Data entries
************

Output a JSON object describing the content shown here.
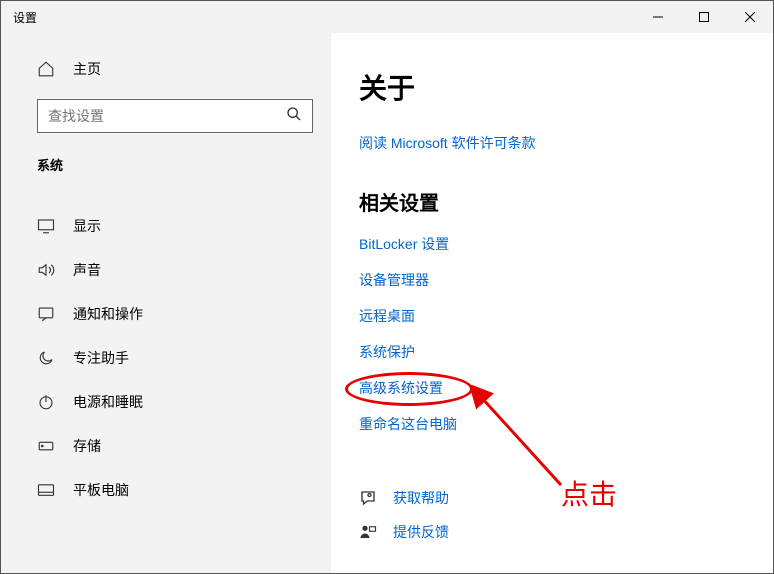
{
  "window": {
    "title": "设置"
  },
  "sidebar": {
    "home_label": "主页",
    "search_placeholder": "查找设置",
    "category_label": "系统",
    "items": [
      {
        "label": "显示"
      },
      {
        "label": "声音"
      },
      {
        "label": "通知和操作"
      },
      {
        "label": "专注助手"
      },
      {
        "label": "电源和睡眠"
      },
      {
        "label": "存储"
      },
      {
        "label": "平板电脑"
      }
    ]
  },
  "main": {
    "title": "关于",
    "license_link": "阅读 Microsoft 软件许可条款",
    "related_heading": "相关设置",
    "related_links": [
      "BitLocker 设置",
      "设备管理器",
      "远程桌面",
      "系统保护",
      "高级系统设置",
      "重命名这台电脑"
    ],
    "help": {
      "get_help_label": "获取帮助",
      "feedback_label": "提供反馈"
    }
  },
  "annotation": {
    "text": "点击"
  }
}
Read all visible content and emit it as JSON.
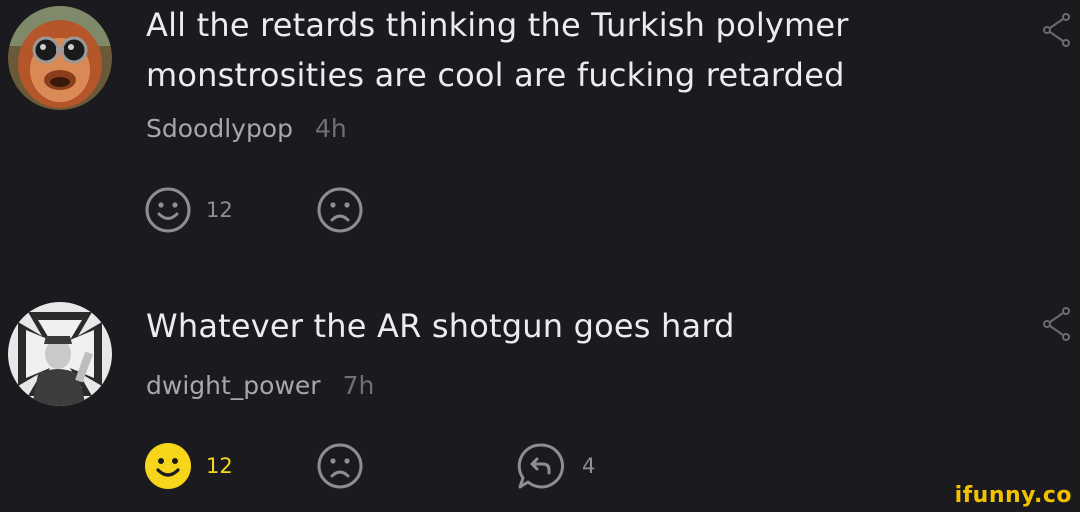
{
  "comments": [
    {
      "text_line1": "All the retards thinking the Turkish polymer",
      "text_line2": "monstrosities are cool are fucking retarded",
      "username": "Sdoodlypop",
      "time": "4h",
      "smile_count": "12",
      "avatar": "orangutan-with-goggles",
      "smile_active": false
    },
    {
      "text_line1": "Whatever the AR shotgun goes hard",
      "username": "dwight_power",
      "time": "7h",
      "smile_count": "12",
      "reply_count": "4",
      "avatar": "bw-portrait-iron-cross",
      "smile_active": true
    }
  ],
  "icons": {
    "smile": "smile-icon",
    "frown": "frown-icon",
    "reply": "reply-icon",
    "share": "share-icon"
  },
  "colors": {
    "background": "#1b1b1f",
    "text": "#ececef",
    "meta": "#a6a6ad",
    "time": "#6f6f77",
    "icon": "#8d8d94",
    "active_smile": "#f7d51b"
  },
  "watermark": "ifunny.co"
}
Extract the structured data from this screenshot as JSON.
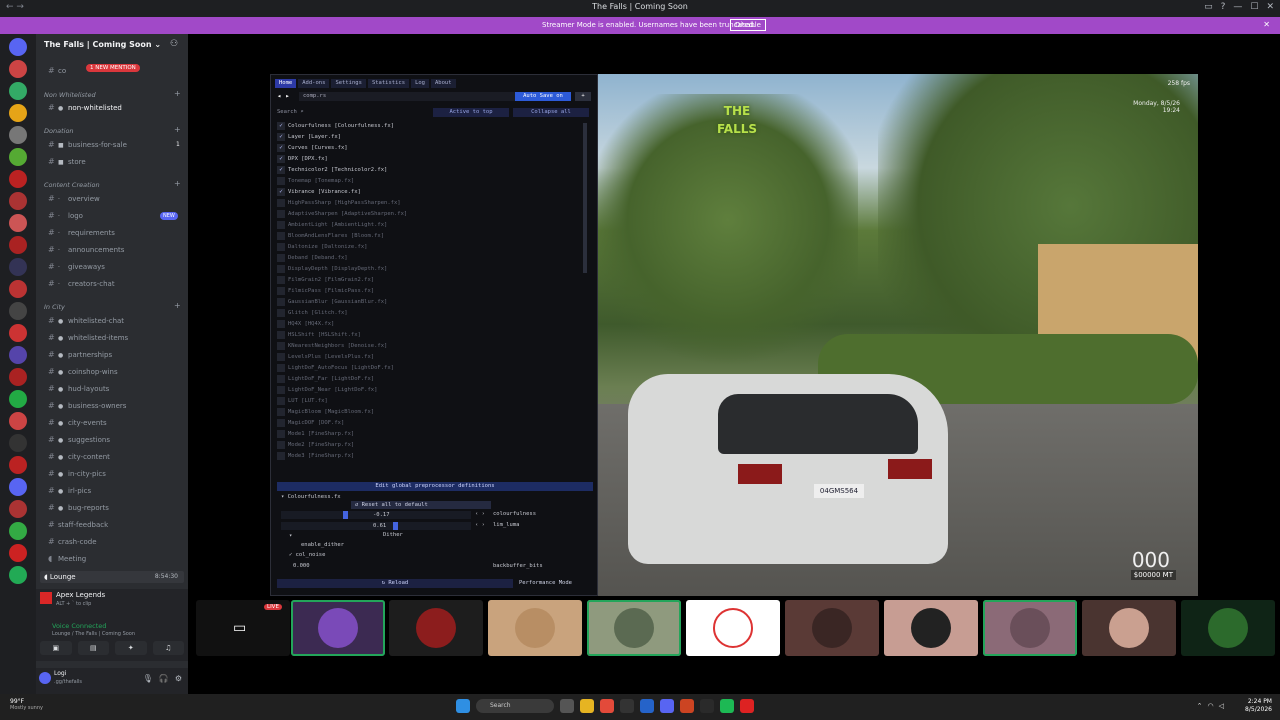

************

**What the task requires**
Of the lines in the listing, how many hold the word "JSON"? Nothing but the number is needed.

**Result for this exercise**
3